Data supplied:
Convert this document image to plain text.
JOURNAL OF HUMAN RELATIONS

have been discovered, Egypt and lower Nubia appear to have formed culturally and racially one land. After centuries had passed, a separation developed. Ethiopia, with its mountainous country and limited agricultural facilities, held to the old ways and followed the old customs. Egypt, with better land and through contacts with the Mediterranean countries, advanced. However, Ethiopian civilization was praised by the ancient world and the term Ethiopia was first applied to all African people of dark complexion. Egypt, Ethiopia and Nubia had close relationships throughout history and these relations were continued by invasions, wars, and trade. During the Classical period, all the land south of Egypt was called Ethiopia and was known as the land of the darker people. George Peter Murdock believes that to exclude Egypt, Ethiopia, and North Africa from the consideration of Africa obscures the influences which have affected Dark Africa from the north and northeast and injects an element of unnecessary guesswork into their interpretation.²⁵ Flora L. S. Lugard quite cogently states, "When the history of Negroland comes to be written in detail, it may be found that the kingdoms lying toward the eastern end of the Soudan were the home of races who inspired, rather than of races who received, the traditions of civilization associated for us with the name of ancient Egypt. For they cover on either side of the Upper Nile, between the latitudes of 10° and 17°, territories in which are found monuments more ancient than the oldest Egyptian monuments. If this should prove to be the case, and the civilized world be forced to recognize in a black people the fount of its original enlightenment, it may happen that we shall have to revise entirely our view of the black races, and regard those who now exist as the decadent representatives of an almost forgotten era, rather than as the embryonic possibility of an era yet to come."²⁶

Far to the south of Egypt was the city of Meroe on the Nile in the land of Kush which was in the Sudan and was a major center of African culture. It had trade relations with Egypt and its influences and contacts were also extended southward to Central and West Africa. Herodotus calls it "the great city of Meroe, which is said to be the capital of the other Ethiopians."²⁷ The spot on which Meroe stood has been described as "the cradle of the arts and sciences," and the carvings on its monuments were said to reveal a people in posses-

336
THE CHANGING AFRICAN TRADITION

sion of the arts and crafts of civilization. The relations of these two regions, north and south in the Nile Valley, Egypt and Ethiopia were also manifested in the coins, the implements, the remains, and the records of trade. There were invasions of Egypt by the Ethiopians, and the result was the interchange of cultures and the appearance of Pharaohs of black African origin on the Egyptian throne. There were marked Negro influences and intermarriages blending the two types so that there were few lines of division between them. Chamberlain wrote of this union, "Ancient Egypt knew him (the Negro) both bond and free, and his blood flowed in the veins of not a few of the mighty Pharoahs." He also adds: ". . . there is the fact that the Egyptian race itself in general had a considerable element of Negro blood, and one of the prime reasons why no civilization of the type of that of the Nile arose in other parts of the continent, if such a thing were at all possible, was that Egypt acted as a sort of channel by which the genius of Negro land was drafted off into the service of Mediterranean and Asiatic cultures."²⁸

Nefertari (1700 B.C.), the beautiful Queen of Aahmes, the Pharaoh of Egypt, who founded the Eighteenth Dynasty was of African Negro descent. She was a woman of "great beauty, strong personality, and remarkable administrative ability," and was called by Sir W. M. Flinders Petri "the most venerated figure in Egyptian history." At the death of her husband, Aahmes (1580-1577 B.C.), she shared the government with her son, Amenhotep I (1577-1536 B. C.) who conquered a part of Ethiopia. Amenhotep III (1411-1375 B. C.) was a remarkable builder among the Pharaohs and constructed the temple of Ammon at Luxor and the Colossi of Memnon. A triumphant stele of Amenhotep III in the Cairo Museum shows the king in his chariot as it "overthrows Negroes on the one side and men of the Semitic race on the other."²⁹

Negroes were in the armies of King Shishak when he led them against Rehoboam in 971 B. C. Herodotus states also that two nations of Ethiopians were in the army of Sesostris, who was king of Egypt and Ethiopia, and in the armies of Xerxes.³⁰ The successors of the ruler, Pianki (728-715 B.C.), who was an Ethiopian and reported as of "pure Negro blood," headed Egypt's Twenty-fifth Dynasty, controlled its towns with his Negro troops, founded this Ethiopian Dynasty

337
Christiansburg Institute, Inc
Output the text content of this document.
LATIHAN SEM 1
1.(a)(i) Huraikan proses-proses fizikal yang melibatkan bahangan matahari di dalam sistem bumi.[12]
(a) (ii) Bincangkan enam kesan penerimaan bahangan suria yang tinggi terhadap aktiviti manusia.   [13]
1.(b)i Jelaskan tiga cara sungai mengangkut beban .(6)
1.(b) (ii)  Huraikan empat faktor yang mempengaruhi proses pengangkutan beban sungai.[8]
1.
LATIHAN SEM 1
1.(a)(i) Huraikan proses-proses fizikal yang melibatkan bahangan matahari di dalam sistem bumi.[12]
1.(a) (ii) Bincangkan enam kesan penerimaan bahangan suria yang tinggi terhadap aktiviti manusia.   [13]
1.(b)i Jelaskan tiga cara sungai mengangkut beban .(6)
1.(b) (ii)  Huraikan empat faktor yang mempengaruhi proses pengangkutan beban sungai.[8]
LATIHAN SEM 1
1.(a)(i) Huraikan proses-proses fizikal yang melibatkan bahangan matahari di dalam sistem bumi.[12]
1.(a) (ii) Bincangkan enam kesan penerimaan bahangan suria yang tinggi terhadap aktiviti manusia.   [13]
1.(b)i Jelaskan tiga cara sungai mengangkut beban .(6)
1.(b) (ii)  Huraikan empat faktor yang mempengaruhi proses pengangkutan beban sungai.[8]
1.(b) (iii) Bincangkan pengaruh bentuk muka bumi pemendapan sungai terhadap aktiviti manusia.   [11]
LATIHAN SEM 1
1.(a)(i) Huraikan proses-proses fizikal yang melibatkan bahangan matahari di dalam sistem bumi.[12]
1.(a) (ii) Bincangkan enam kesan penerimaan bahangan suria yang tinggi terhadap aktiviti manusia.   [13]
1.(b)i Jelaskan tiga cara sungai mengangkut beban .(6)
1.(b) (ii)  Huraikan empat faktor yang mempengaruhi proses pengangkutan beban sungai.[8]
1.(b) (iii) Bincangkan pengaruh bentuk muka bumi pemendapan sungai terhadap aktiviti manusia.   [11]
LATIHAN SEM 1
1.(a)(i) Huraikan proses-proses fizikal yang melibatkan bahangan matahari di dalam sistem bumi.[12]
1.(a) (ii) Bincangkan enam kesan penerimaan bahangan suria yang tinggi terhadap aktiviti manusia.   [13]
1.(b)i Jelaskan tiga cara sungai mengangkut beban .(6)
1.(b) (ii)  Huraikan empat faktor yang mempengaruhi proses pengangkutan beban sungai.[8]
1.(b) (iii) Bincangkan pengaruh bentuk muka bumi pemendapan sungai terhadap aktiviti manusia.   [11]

Stated task: Repeat each record exactly, leaving nothing out.

Task response:
Convert this document image to plain text.
JOURNAL OF HUMAN RELATIONS

have been discovered, Egypt and lower Nubia appear to have formed culturally and racially one land. After centuries had passed, a separation developed. Ethiopia, with its mountainous country and limited agricultural facilities, held to the old ways and followed the old customs. Egypt, with better land and through contacts with the Mediterranean countries, advanced. However, Ethiopian civilization was praised by the ancient world and the term Ethiopia was first applied to all African people of dark complexion. Egypt, Ethiopia and Nubia had close relationships throughout history and these relations were continued by invasions, wars, and trade. During the Classical period, all the land south of Egypt was called Ethiopia and was known as the land of the darker people. George Peter Murdock believes that to exclude Egypt, Ethiopia, and North Africa from the consideration of Africa obscures the influences which have affected Dark Africa from the north and northeast and injects an element of unnecessary guesswork into their interpretation.²⁵ Flora L. S. Lugard quite cogently states, "When the history of Negroland comes to be written in detail, it may be found that the kingdoms lying toward the eastern end of the Soudan were the home of races who inspired, rather than of races who received, the traditions of civilization associated for us with the name of ancient Egypt. For they cover on either side of the Upper Nile, between the latitudes of 10° and 17°, territories in which are found monuments more ancient than the oldest Egyptian monuments. If this should prove to be the case, and the civilized world be forced to recognize in a black people the fount of its original enlightenment, it may happen that we shall have to revise entirely our view of the black races, and regard those who now exist as the decadent representatives of an almost forgotten era, rather than as the embryonic possibility of an era yet to come."²⁶

Far to the south of Egypt was the city of Meroe on the Nile in the land of Kush which was in the Sudan and was a major center of African culture. It had trade relations with Egypt and its influences and contacts were also extended southward to Central and West Africa. Herodotus calls it "the great city of Meroe, which is said to be the capital of the other Ethiopians."²⁷ The spot on which Meroe stood has been described as "the cradle of the arts and sciences," and the carvings on its monuments were said to reveal a people in posses-

336
THE CHANGING AFRICAN TRADITION

sion of the arts and crafts of civilization. The relations of these two regions, north and south in the Nile Valley, Egypt and Ethiopia were also manifested in the coins, the implements, the remains, and the records of trade. There were invasions of Egypt by the Ethiopians, and the result was the interchange of cultures and the appearance of Pharaohs of black African origin on the Egyptian throne. There were marked Negro influences and intermarriages blending the two types so that there were few lines of division between them. Chamberlain wrote of this union, "Ancient Egypt knew him (the Negro) both bond and free, and his blood flowed in the veins of not a few of the mighty Pharoahs." He also adds: ". . . there is the fact that the Egyptian race itself in general had a considerable element of Negro blood, and one of the prime reasons why no civilization of the type of that of the Nile arose in other parts of the continent, if such a thing were at all possible, was that Egypt acted as a sort of channel by which the genius of Negro land was drafted off into the service of Mediterranean and Asiatic cultures."²⁸

Nefertari (1700 B.C.), the beautiful Queen of Aahmes, the Pharaoh of Egypt, who founded the Eighteenth Dynasty was of African Negro descent. She was a woman of "great beauty, strong personality, and remarkable administrative ability," and was called by Sir W. M. Flinders Petri "the most venerated figure in Egyptian history." At the death of her husband, Aahmes (1580-1577 B.C.), she shared the government with her son, Amenhotep I (1577-1536 B. C.) who conquered a part of Ethiopia. Amenhotep III (1411-1375 B. C.) was a remarkable builder among the Pharaohs and constructed the temple of Ammon at Luxor and the Colossi of Memnon. A triumphant stele of Amenhotep III in the Cairo Museum shows the king in his chariot as it "overthrows Negroes on the one side and men of the Semitic race on the other."²⁹

Negroes were in the armies of King Shishak when he led them against Rehoboam in 971 B. C. Herodotus states also that two nations of Ethiopians were in the army of Sesostris, who was king of Egypt and Ethiopia, and in the armies of Xerxes.³⁰ The successors of the ruler, Pianki (728-715 B.C.), who was an Ethiopian and reported as of "pure Negro blood," headed Egypt's Twenty-fifth Dynasty, controlled its towns with his Negro troops, founded this Ethiopian Dynasty

337
Christiansburg Institute, Inc
Output the text content of this document.
LATIHAN SEM 1
1.(a)(i) Huraikan proses-proses fizikal yang melibatkan bahangan matahari di dalam sistem bumi.[12]
(a) (ii) Bincangkan enam kesan penerimaan bahangan suria yang tinggi terhadap aktiviti manusia.   [13]
1.(b)i Jelaskan tiga cara sungai mengangkut beban .(6)
1.(b) (ii)  Huraikan empat faktor yang mempengaruhi proses pengangkutan beban sungai.[8]
1.
LATIHAN SEM 1
1.(a)(i) Huraikan proses-proses fizikal yang melibatkan bahangan matahari di dalam sistem bumi.[12]
1.(a) (ii) Bincangkan enam kesan penerimaan bahangan suria yang tinggi terhadap aktiviti manusia.   [13]
1.(b)i Jelaskan tiga cara sungai mengangkut beban .(6)
1.(b) (ii)  Huraikan empat faktor yang mempengaruhi proses pengangkutan beban sungai.[8]
LATIHAN SEM 1
1.(a)(i) Huraikan proses-proses fizikal yang melibatkan bahangan matahari di dalam sistem bumi.[12]
1.(a) (ii) Bincangkan enam kesan penerimaan bahangan suria yang tinggi terhadap aktiviti manusia.   [13]
1.(b)i Jelaskan tiga cara sungai mengangkut beban .(6)
1.(b) (ii)  Huraikan empat faktor yang mempengaruhi proses pengangkutan beban sungai.[8]
1.(b) (iii) Bincangkan pengaruh bentuk muka bumi pemendapan sungai terhadap aktiviti manusia.   [11]
LATIHAN SEM 1
1.(a)(i) Huraikan proses-proses fizikal yang melibatkan bahangan matahari di dalam sistem bumi.[12]
1.(a) (ii) Bincangkan enam kesan penerimaan bahangan suria yang tinggi terhadap aktiviti manusia.   [13]
1.(b)i Jelaskan tiga cara sungai mengangkut beban .(6)
1.(b) (ii)  Huraikan empat faktor yang mempengaruhi proses pengangkutan beban sungai.[8]
1.(b) (iii) Bincangkan pengaruh bentuk muka bumi pemendapan sungai terhadap aktiviti manusia.   [11]
LATIHAN SEM 1
1.(a)(i) Huraikan proses-proses fizikal yang melibatkan bahangan matahari di dalam sistem bumi.[12]
1.(a) (ii) Bincangkan enam kesan penerimaan bahangan suria yang tinggi terhadap aktiviti manusia.   [13]
1.(b)i Jelaskan tiga cara sungai mengangkut beban .(6)
1.(b) (ii)  Huraikan empat faktor yang mempengaruhi proses pengangkutan beban sungai.[8]
1.(b) (iii) Bincangkan pengaruh bentuk muka bumi pemendapan sungai terhadap aktiviti manusia.   [11]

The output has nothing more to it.